▶ WHAT NEEDS TO BE DONE: Note how many lines hold the string "unplugging" and give that number without any other words.

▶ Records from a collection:
________________________

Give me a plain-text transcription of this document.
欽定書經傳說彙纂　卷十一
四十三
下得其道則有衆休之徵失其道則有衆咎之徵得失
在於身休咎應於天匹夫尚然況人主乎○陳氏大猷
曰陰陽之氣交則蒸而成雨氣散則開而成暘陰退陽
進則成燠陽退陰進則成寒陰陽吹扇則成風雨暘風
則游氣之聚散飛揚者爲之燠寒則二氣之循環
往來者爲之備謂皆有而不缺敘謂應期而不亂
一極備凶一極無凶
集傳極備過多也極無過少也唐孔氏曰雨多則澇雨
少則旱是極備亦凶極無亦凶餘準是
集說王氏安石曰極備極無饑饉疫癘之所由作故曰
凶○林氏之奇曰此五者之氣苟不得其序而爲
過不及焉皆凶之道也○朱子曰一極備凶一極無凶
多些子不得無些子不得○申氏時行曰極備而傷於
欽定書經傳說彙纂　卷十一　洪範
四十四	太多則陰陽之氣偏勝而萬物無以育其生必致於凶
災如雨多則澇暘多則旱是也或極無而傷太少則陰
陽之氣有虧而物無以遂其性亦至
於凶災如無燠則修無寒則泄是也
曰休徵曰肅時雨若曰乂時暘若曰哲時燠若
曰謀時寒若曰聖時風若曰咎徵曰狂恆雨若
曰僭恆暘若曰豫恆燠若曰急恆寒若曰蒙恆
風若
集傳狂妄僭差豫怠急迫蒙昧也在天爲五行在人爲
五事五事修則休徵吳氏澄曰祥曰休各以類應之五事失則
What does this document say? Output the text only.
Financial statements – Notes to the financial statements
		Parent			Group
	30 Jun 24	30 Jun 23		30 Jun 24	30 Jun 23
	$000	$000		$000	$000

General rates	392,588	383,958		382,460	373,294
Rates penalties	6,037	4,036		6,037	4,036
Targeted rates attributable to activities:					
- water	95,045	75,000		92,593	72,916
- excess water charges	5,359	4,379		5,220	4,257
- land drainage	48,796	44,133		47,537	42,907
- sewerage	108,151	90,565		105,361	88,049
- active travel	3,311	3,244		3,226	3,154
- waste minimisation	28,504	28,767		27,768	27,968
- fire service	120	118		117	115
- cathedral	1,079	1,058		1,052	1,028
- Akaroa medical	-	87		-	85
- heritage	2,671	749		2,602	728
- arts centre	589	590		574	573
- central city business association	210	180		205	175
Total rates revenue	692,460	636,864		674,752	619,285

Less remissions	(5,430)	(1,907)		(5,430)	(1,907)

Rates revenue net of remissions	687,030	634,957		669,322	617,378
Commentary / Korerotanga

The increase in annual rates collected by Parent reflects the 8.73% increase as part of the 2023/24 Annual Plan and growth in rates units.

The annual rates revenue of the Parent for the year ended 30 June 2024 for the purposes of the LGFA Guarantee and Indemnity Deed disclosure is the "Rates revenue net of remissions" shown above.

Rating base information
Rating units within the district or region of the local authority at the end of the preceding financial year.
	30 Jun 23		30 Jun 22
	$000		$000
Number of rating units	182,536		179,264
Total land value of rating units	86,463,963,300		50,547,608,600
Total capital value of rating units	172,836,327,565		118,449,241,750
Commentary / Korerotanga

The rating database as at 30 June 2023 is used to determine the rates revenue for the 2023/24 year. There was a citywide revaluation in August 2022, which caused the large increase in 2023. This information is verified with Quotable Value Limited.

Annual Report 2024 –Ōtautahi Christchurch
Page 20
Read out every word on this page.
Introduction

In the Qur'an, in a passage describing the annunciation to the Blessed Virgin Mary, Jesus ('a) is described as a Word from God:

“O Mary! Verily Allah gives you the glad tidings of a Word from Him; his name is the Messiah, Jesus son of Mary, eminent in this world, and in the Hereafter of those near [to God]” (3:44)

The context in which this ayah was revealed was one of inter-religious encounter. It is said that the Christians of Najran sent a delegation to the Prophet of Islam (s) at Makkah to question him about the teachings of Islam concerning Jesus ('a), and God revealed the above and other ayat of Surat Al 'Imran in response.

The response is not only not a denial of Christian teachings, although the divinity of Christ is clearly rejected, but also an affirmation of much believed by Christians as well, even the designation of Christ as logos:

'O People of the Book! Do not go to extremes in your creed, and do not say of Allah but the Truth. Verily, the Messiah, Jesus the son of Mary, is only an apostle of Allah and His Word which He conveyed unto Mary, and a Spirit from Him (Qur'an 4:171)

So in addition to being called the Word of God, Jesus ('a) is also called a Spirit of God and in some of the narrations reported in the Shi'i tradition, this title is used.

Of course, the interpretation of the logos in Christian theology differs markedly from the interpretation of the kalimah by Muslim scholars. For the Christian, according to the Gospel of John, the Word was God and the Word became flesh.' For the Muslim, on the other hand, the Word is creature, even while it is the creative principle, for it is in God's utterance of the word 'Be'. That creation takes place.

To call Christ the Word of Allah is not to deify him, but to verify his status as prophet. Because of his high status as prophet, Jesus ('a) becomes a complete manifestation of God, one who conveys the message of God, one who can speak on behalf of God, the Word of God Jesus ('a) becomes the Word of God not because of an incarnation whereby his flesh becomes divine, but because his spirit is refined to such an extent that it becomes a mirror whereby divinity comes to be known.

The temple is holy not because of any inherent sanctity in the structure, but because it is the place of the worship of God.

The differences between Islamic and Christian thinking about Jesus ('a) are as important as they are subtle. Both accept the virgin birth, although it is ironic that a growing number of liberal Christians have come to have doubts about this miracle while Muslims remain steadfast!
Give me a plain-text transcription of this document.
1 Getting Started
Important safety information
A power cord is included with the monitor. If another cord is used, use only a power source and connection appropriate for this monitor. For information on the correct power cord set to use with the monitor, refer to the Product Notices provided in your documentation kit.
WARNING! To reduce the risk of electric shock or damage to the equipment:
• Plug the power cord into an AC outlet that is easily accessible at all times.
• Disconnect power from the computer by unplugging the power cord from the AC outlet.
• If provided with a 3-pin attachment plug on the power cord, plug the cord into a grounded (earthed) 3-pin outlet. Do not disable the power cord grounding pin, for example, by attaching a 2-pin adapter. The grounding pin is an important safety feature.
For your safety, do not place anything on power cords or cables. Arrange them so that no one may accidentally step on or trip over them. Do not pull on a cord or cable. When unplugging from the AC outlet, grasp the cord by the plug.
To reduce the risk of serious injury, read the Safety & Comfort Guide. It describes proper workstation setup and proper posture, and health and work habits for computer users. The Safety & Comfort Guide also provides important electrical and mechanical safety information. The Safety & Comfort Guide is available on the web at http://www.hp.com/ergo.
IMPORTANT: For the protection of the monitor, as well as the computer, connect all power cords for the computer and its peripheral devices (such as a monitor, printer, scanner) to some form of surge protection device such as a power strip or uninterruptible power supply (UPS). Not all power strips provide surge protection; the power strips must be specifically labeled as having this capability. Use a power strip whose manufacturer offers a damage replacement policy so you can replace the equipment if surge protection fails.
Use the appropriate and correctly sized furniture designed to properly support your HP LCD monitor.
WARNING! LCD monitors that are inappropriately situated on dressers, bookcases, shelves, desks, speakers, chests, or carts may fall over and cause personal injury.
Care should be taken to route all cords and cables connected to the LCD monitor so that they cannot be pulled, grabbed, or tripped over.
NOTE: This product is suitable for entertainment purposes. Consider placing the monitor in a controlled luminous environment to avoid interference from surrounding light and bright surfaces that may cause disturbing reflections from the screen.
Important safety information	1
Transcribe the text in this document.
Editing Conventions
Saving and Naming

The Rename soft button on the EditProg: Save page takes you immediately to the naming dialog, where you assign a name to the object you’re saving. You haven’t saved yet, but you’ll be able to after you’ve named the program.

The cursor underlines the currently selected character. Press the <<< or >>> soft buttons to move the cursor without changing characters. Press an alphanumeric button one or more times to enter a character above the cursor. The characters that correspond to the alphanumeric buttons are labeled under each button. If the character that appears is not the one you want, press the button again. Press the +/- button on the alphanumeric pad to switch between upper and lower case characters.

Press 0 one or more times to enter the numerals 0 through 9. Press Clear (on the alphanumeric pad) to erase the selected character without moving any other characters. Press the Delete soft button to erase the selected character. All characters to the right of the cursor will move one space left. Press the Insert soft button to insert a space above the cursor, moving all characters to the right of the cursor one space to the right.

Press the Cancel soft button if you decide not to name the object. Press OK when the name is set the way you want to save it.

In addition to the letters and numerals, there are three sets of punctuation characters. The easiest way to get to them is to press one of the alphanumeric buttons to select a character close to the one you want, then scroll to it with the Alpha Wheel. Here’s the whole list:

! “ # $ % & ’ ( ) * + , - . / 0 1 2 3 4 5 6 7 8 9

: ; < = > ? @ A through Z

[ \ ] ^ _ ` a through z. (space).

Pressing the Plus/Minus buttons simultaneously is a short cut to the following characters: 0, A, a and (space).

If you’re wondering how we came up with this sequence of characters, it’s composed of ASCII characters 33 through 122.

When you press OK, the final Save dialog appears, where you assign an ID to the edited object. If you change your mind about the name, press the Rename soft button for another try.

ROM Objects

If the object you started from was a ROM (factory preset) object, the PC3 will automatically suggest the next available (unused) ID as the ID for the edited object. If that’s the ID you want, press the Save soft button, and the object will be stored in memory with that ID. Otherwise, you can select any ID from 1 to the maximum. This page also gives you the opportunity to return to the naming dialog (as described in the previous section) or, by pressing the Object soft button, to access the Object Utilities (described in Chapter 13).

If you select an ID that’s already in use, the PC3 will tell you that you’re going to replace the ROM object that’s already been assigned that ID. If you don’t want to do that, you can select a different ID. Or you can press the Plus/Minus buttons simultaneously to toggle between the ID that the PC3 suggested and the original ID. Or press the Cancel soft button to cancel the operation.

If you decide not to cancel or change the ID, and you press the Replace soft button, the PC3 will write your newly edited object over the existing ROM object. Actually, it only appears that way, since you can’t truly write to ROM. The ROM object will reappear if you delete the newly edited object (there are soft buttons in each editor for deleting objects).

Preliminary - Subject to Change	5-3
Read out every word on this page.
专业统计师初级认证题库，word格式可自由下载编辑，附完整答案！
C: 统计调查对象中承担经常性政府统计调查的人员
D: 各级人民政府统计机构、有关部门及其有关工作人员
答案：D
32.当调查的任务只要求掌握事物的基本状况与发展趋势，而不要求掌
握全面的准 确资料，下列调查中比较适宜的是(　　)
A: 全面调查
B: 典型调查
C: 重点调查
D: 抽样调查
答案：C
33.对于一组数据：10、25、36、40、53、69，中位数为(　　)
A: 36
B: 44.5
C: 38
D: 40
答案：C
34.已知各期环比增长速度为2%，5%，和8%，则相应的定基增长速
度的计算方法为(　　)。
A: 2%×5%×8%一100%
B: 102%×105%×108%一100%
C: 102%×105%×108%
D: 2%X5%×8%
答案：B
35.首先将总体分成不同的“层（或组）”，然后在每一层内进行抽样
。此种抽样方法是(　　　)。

________________________

▶ FULL OUTPUT: 2